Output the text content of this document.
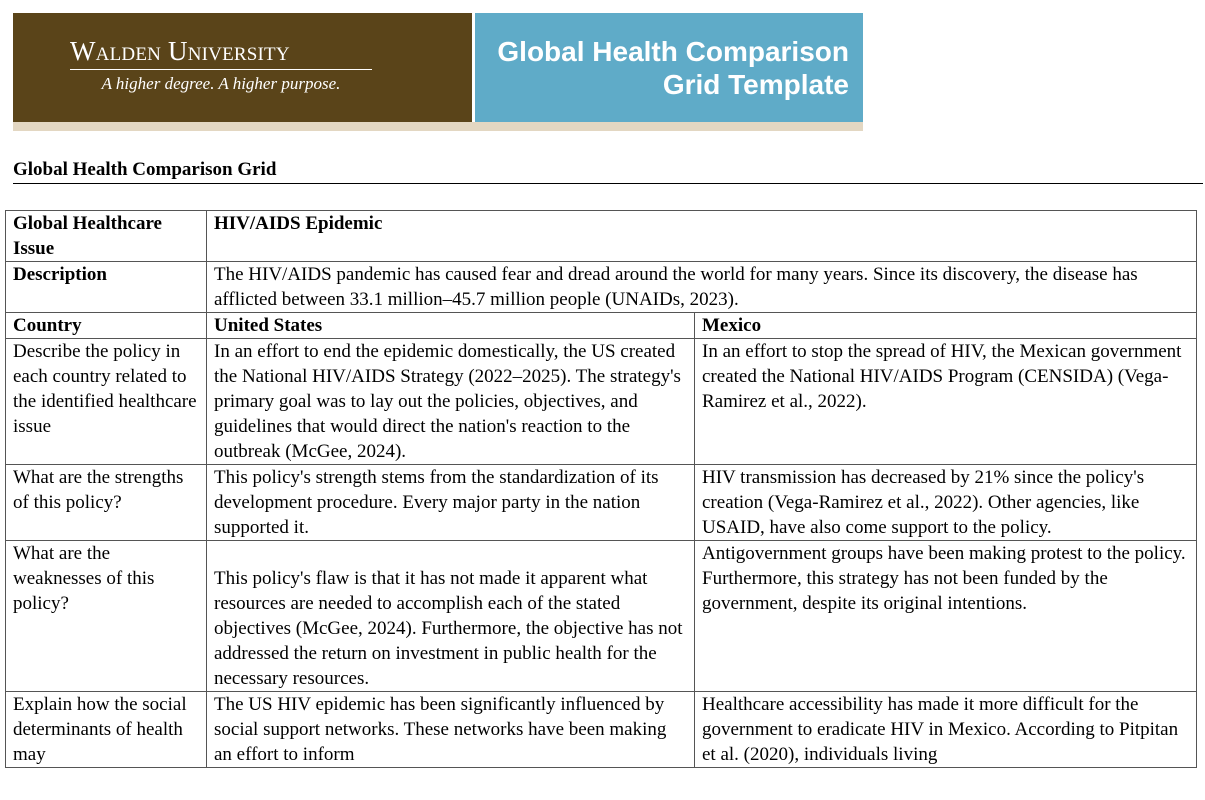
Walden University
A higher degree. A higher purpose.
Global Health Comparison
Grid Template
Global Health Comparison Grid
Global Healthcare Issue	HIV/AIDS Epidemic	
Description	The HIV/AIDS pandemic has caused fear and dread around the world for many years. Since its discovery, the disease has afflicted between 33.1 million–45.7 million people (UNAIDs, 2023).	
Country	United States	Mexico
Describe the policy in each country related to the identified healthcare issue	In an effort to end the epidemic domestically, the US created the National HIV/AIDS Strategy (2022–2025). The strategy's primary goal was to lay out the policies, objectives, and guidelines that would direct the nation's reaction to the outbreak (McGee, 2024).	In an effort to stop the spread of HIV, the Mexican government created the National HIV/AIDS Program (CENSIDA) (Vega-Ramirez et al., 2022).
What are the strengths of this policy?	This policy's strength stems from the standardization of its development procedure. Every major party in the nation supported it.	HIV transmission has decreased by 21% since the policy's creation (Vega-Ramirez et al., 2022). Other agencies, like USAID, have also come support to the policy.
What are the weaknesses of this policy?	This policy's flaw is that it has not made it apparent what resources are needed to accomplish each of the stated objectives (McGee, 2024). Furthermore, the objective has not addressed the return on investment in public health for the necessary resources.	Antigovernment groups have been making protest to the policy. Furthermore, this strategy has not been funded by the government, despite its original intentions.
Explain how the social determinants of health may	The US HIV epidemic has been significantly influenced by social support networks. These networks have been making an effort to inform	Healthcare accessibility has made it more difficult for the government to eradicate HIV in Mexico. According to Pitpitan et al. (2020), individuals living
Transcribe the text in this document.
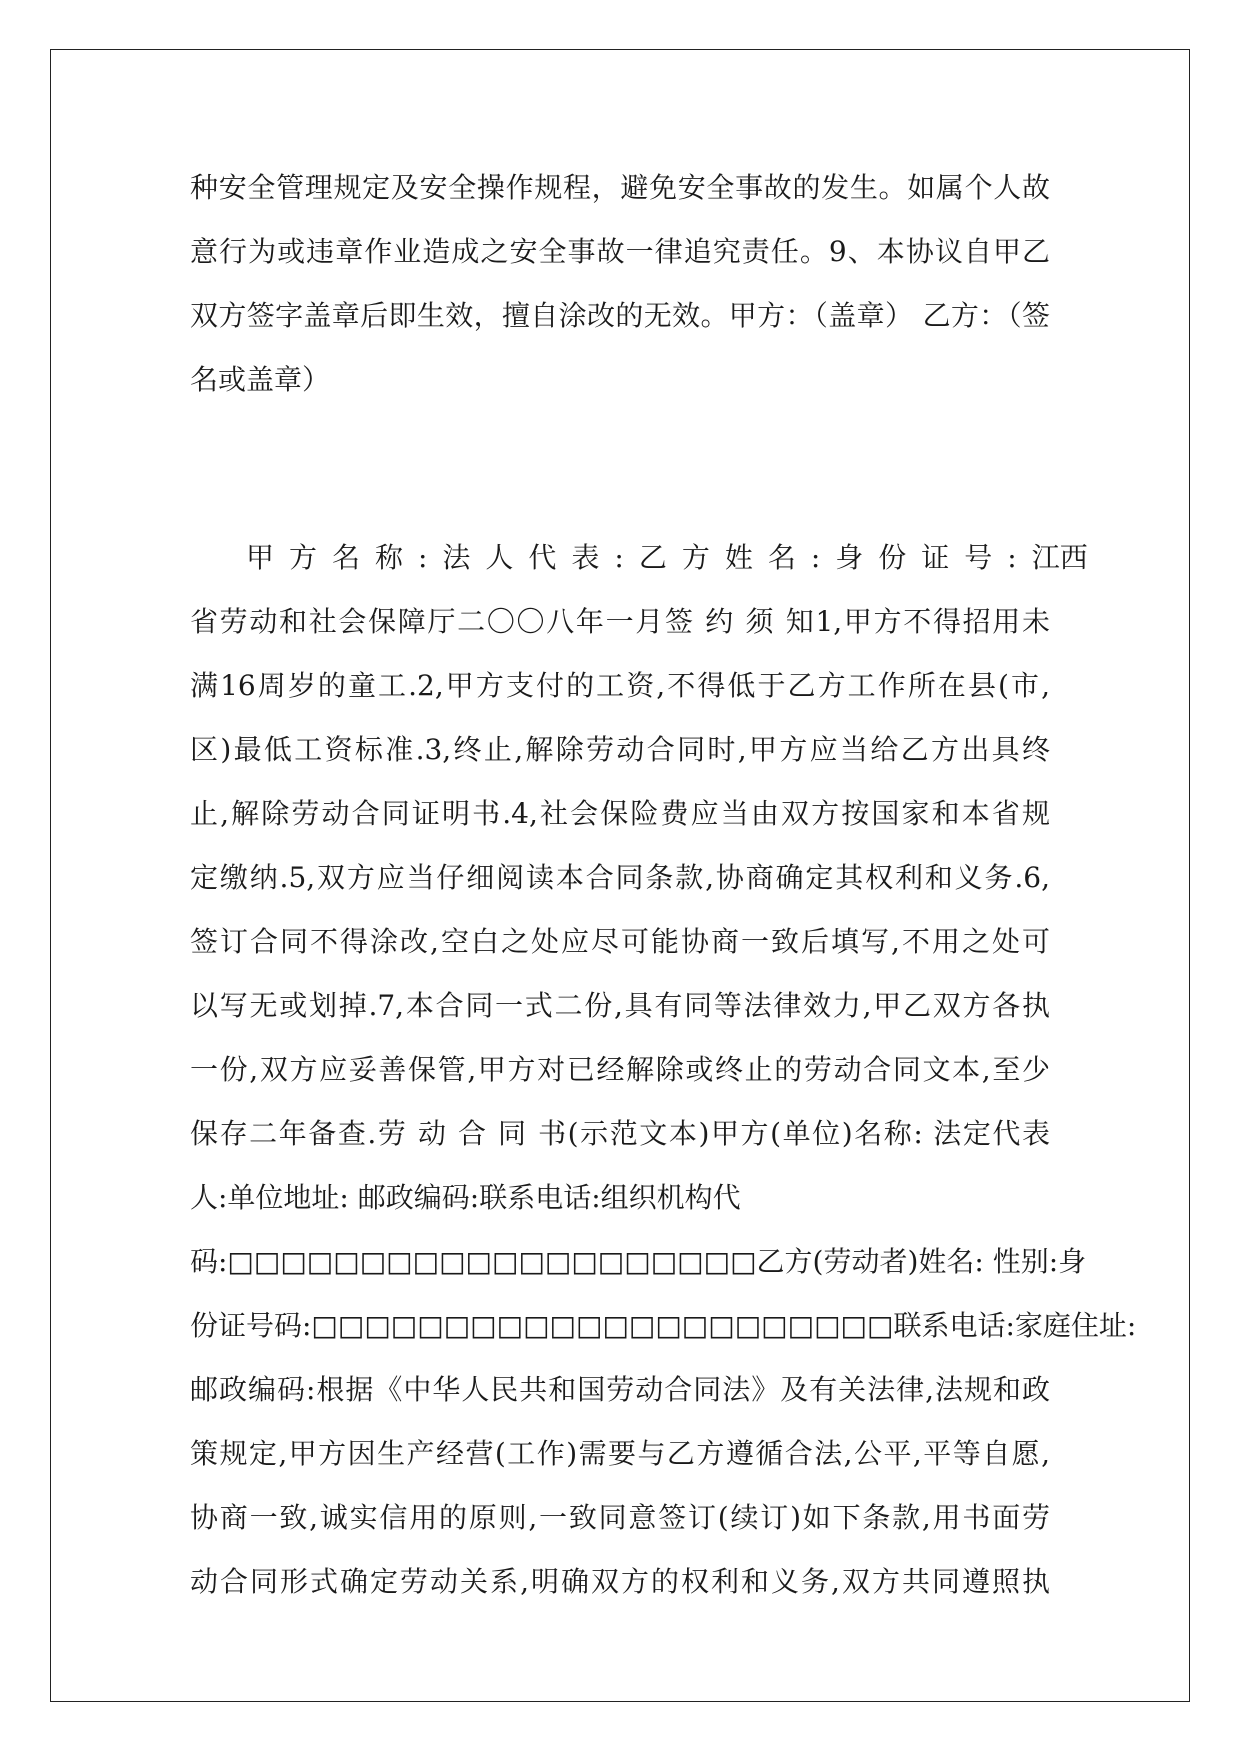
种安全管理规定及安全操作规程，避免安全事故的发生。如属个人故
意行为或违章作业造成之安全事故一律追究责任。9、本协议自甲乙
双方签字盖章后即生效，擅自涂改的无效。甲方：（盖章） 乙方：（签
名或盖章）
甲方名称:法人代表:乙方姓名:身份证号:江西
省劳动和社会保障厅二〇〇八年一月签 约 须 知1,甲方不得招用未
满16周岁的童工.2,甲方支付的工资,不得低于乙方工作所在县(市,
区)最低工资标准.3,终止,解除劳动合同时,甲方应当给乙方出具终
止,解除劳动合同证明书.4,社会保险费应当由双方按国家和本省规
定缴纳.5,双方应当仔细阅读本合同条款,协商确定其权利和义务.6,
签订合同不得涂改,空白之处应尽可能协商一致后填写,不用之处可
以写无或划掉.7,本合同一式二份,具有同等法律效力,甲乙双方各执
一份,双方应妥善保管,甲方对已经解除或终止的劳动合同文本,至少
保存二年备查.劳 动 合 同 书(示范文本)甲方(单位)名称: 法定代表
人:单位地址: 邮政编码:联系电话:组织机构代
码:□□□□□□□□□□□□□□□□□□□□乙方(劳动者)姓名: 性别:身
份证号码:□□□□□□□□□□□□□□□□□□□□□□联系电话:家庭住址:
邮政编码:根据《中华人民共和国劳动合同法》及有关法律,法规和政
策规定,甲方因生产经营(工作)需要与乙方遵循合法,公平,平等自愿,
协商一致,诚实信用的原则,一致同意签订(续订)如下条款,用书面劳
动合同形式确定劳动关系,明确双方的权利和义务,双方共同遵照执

+ + + +

:: EXERCISE REQUIREMENTS ::
Write out every line of the listing that holds the word "Mexico".

:: FULL ANSWER ::
Country	United States	Mexico
Explain how the social determinants of health may	The US HIV epidemic has been significantly influenced by social support networks. These networks have been making an effort to inform	Healthcare accessibility has made it more difficult for the government to eradicate HIV in Mexico. According to Pitpitan et al. (2020), individuals living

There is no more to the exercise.